__Stored entries__
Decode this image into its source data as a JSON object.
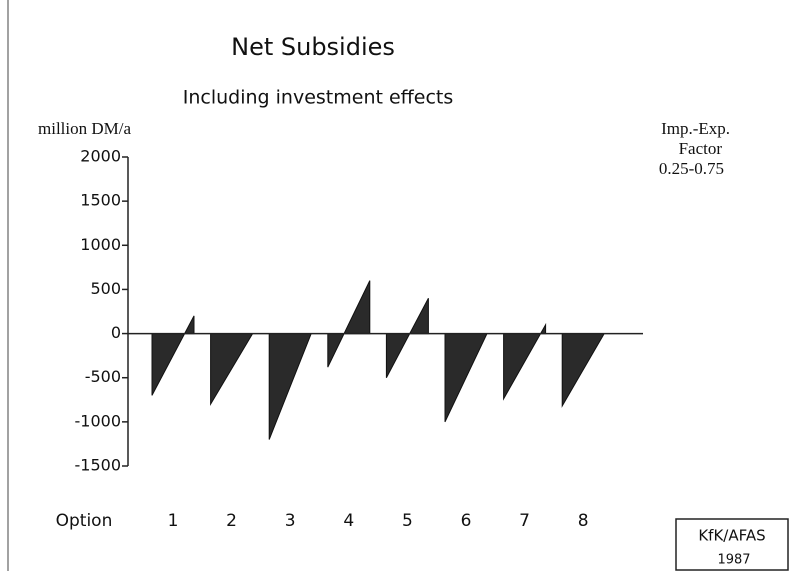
{
  "chart_data": {
    "type": "sawtooth",
    "title": "Net Subsidies",
    "subtitle": "Including investment effects",
    "y_label": "million DM/a",
    "annotation": [
      "Imp.-Exp.",
      "Factor",
      "0.25-0.75"
    ],
    "x_label": "Option",
    "credit": [
      "KfK/AFAS",
      "1987"
    ],
    "categories": [
      "1",
      "2",
      "3",
      "4",
      "5",
      "6",
      "7",
      "8"
    ],
    "low": [
      -700,
      -800,
      -1200,
      -380,
      -500,
      -1000,
      -740,
      -820
    ],
    "high": [
      200,
      0,
      0,
      600,
      400,
      0,
      100,
      0
    ],
    "color": "#2a2a2a",
    "ylim": [
      -1500,
      2000
    ],
    "yticks": [
      2000,
      1500,
      1000,
      500,
      0,
      -500,
      -1000,
      -1500
    ]
  }
}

__REQUIRED TASK__
Copy out every line of the material above exactly, skipping the pictures.

__SOLUTION TO THIS EXERCISE__
Decode this image into its source data as a JSON object.
{
  "chart_data": {
    "type": "sawtooth",
    "title": "Net Subsidies",
    "subtitle": "Including investment effects",
    "y_label": "million DM/a",
    "annotation": [
      "Imp.-Exp.",
      "Factor",
      "0.25-0.75"
    ],
    "x_label": "Option",
    "credit": [
      "KfK/AFAS",
      "1987"
    ],
    "categories": [
      "1",
      "2",
      "3",
      "4",
      "5",
      "6",
      "7",
      "8"
    ],
    "low": [
      -700,
      -800,
      -1200,
      -380,
      -500,
      -1000,
      -740,
      -820
    ],
    "high": [
      200,
      0,
      0,
      600,
      400,
      0,
      100,
      0
    ],
    "color": "#2a2a2a",
    "ylim": [
      -1500,
      2000
    ],
    "yticks": [
      2000,
      1500,
      1000,
      500,
      0,
      -500,
      -1000,
      -1500
    ]
  }
}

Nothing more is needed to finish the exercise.